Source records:
/---
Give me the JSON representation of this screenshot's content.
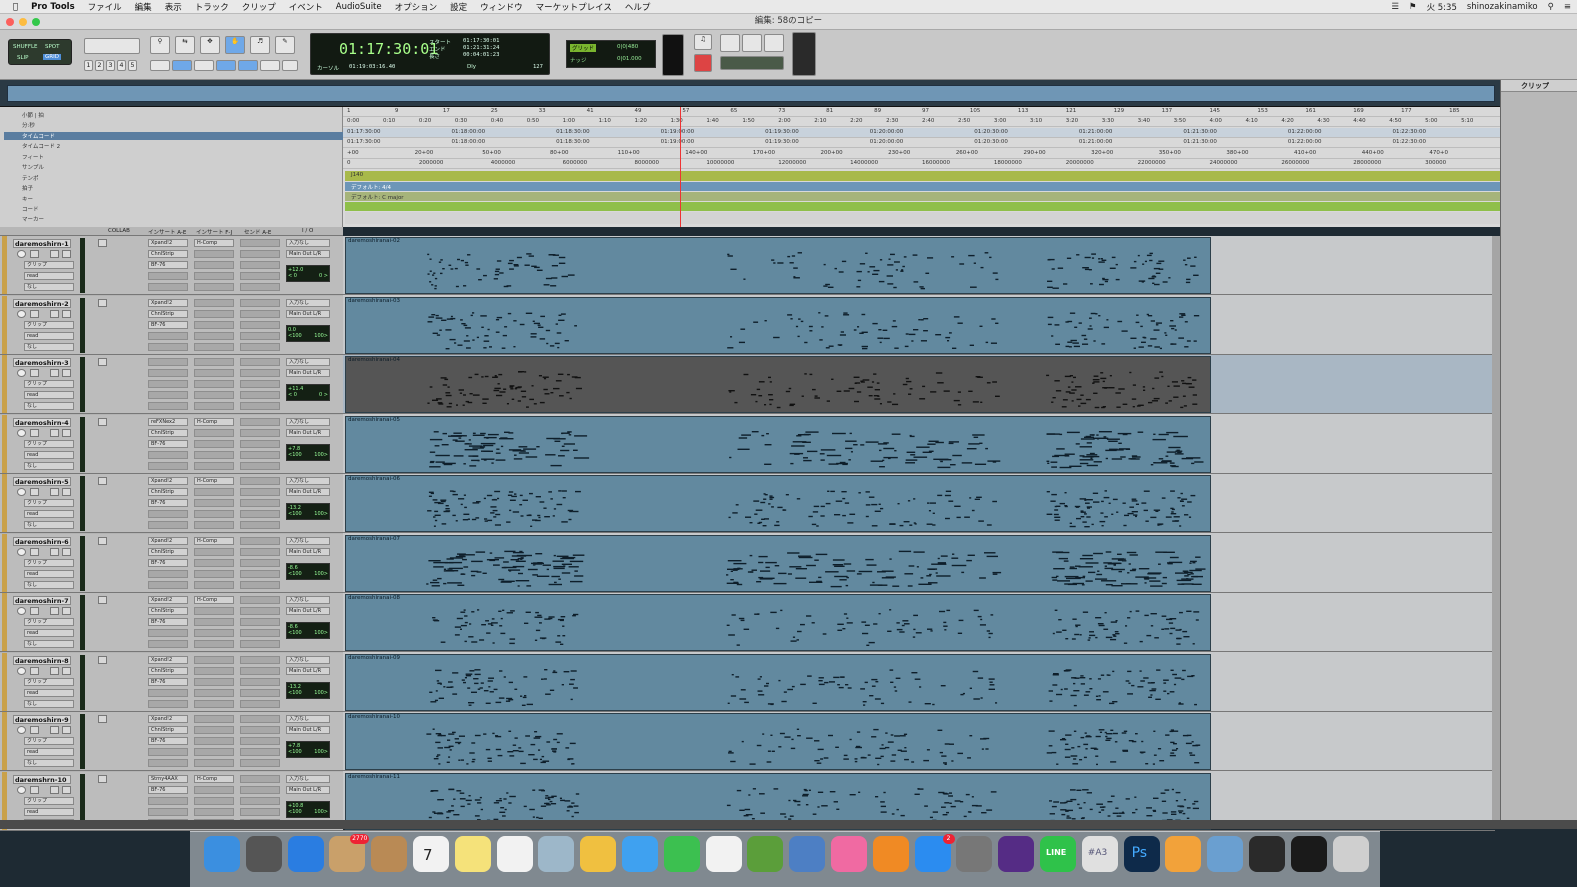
{
  "menubar": {
    "app": "Pro Tools",
    "items": [
      "ファイル",
      "編集",
      "表示",
      "トラック",
      "クリップ",
      "イベント",
      "AudioSuite",
      "オプション",
      "設定",
      "ウィンドウ",
      "マーケットプレイス",
      "ヘルプ"
    ],
    "clock": "火 5:35",
    "user": "shinozakinamiko"
  },
  "window": {
    "title": "編集: 58のコピー"
  },
  "toolbar": {
    "modes": [
      "SHUFFLE",
      "SPOT",
      "SLIP",
      "GRID"
    ],
    "zoom_presets": [
      "1",
      "2",
      "3",
      "4",
      "5"
    ],
    "main_counter": "01:17:30:01",
    "sub_counter_label": "カーソル",
    "sub_counter": "01:19:03:16.40",
    "start_label": "スタート",
    "end_label": "エンド",
    "length_label": "長さ",
    "start": "01:17:30:01",
    "end": "01:21:31:24",
    "length": "00:04:01:23",
    "tempo": "127",
    "grid_label": "グリッド",
    "grid_value": "0|0|480",
    "nudge_label": "ナッジ",
    "nudge_value": "0|01.000",
    "dly_label": "Dly"
  },
  "clips_panel": {
    "title": "クリップ"
  },
  "ruler_labels": [
    "小節 | 拍",
    "分:秒",
    "タイムコード",
    "タイムコード 2",
    "フィート",
    "サンプル",
    "テンポ",
    "拍子",
    "キー",
    "コード",
    "マーカー"
  ],
  "rulers": {
    "bars": [
      "1",
      "9",
      "17",
      "25",
      "33",
      "41",
      "49",
      "57",
      "65",
      "73",
      "81",
      "89",
      "97",
      "105",
      "113",
      "121",
      "129",
      "137",
      "145",
      "153",
      "161",
      "169",
      "177",
      "185"
    ],
    "minsec": [
      "0:00",
      "0:10",
      "0:20",
      "0:30",
      "0:40",
      "0:50",
      "1:00",
      "1:10",
      "1:20",
      "1:30",
      "1:40",
      "1:50",
      "2:00",
      "2:10",
      "2:20",
      "2:30",
      "2:40",
      "2:50",
      "3:00",
      "3:10",
      "3:20",
      "3:30",
      "3:40",
      "3:50",
      "4:00",
      "4:10",
      "4:20",
      "4:30",
      "4:40",
      "4:50",
      "5:00",
      "5:10"
    ],
    "timecode": [
      "01:17:30:00",
      "01:18:00:00",
      "01:18:30:00",
      "01:19:00:00",
      "01:19:30:00",
      "01:20:00:00",
      "01:20:30:00",
      "01:21:00:00",
      "01:21:30:00",
      "01:22:00:00",
      "01:22:30:00"
    ],
    "feet": [
      "+00",
      "20+00",
      "50+00",
      "80+00",
      "110+00",
      "140+00",
      "170+00",
      "200+00",
      "230+00",
      "260+00",
      "290+00",
      "320+00",
      "350+00",
      "380+00",
      "410+00",
      "440+00",
      "470+0"
    ],
    "samples": [
      "0",
      "2000000",
      "4000000",
      "6000000",
      "8000000",
      "10000000",
      "12000000",
      "14000000",
      "16000000",
      "18000000",
      "20000000",
      "22000000",
      "24000000",
      "26000000",
      "28000000",
      "300000"
    ],
    "tempo_text": "J140",
    "meter_text": "デフォルト: 4/4",
    "key_text": "デフォルト: C major"
  },
  "column_headers": [
    "COLLAB",
    "インサート A-E",
    "インサート F-J",
    "センド A-E",
    "I / O"
  ],
  "tracks": [
    {
      "name": "daremoshirn-1",
      "insert1": "Xpand!2",
      "insert2": "ChnlStrip",
      "insert3": "BF-76",
      "insertF": "H-Comp",
      "input": "入力なし",
      "output": "Main Out L/R",
      "vol": "+12.0",
      "pan": "< 0",
      "pan2": "0 >",
      "clip": "daremoshiranai-02",
      "mode": "クリップ",
      "auto": "read",
      "group": "なし"
    },
    {
      "name": "daremoshirn-2",
      "insert1": "Xpand!2",
      "insert2": "ChnlStrip",
      "insert3": "BF-76",
      "insertF": "",
      "input": "入力なし",
      "output": "Main Out L/R",
      "vol": "0.0",
      "pan": "<100",
      "pan2": "100>",
      "clip": "daremoshiranai-03",
      "mode": "クリップ",
      "auto": "read",
      "group": "なし"
    },
    {
      "name": "daremoshirn-3",
      "insert1": "",
      "insert2": "",
      "insert3": "",
      "insertF": "",
      "input": "入力なし",
      "output": "Main Out L/R",
      "vol": "+11.4",
      "pan": "< 0",
      "pan2": "0 >",
      "clip": "daremoshiranai-04",
      "mode": "クリップ",
      "auto": "read",
      "group": "なし"
    },
    {
      "name": "daremoshirn-4",
      "insert1": "reFXNex2",
      "insert2": "ChnlStrip",
      "insert3": "BF-76",
      "insertF": "H-Comp",
      "input": "入力なし",
      "output": "Main Out L/R",
      "vol": "+7.8",
      "pan": "<100",
      "pan2": "100>",
      "clip": "daremoshiranai-05",
      "mode": "クリップ",
      "auto": "read",
      "group": "なし"
    },
    {
      "name": "daremoshirn-5",
      "insert1": "Xpand!2",
      "insert2": "ChnlStrip",
      "insert3": "BF-76",
      "insertF": "H-Comp",
      "input": "入力なし",
      "output": "Main Out L/R",
      "vol": "-13.2",
      "pan": "<100",
      "pan2": "100>",
      "clip": "daremoshiranai-06",
      "mode": "クリップ",
      "auto": "read",
      "group": "なし"
    },
    {
      "name": "daremoshirn-6",
      "insert1": "Xpand!2",
      "insert2": "ChnlStrip",
      "insert3": "BF-76",
      "insertF": "H-Comp",
      "input": "入力なし",
      "output": "Main Out L/R",
      "vol": "-8.6",
      "pan": "<100",
      "pan2": "100>",
      "clip": "daremoshiranai-07",
      "mode": "クリップ",
      "auto": "read",
      "group": "なし"
    },
    {
      "name": "daremoshirn-7",
      "insert1": "Xpand!2",
      "insert2": "ChnlStrip",
      "insert3": "BF-76",
      "insertF": "H-Comp",
      "input": "入力なし",
      "output": "Main Out L/R",
      "vol": "-8.6",
      "pan": "<100",
      "pan2": "100>",
      "clip": "daremoshiranai-08",
      "mode": "クリップ",
      "auto": "read",
      "group": "なし"
    },
    {
      "name": "daremoshirn-8",
      "insert1": "Xpand!2",
      "insert2": "ChnlStrip",
      "insert3": "BF-76",
      "insertF": "",
      "input": "入力なし",
      "output": "Main Out L/R",
      "vol": "-13.2",
      "pan": "<100",
      "pan2": "100>",
      "clip": "daremoshiranai-09",
      "mode": "クリップ",
      "auto": "read",
      "group": "なし"
    },
    {
      "name": "daremoshirn-9",
      "insert1": "Xpand!2",
      "insert2": "ChnlStrip",
      "insert3": "BF-76",
      "insertF": "",
      "input": "入力なし",
      "output": "Main Out L/R",
      "vol": "+7.8",
      "pan": "<100",
      "pan2": "100>",
      "clip": "daremoshiranai-10",
      "mode": "クリップ",
      "auto": "read",
      "group": "なし"
    },
    {
      "name": "daremshrn-10",
      "insert1": "Strny4AAX",
      "insert2": "BF-76",
      "insert3": "",
      "insertF": "H-Comp",
      "input": "入力なし",
      "output": "Main Out L/R",
      "vol": "+10.8",
      "pan": "<100",
      "pan2": "100>",
      "clip": "daremoshiranai-11",
      "mode": "クリップ",
      "auto": "read",
      "group": "なし"
    }
  ],
  "dock": {
    "icons": [
      "finder-icon",
      "launchpad-icon",
      "safari-icon",
      "mail-icon",
      "contacts-icon",
      "calendar-icon",
      "notes-icon",
      "reminders-icon",
      "preview-icon",
      "photos-icon",
      "messages-icon",
      "facetime-icon",
      "textedit-icon",
      "numbers-icon",
      "keynote-icon",
      "itunes-icon",
      "ibooks-icon",
      "appstore-icon",
      "system-preferences-icon",
      "avid-icon",
      "line-icon",
      "hashtag-icon",
      "photoshop-icon",
      "sublime-icon",
      "image-capture-icon",
      "photo-icon",
      "ps-doc-icon",
      "trash-icon"
    ],
    "mail_badge": "2770",
    "appstore_badge": "2",
    "calendar_day": "7",
    "ps_label": "Ps",
    "line_label": "LINE",
    "hashtag_label": "#A3"
  }
}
\---
What you are asked to do –
Pull out every line above that holds the word "デフォルト".

Correct output –
    "meter_text": "デフォルト: 4/4",
    "key_text": "デフォルト: C major"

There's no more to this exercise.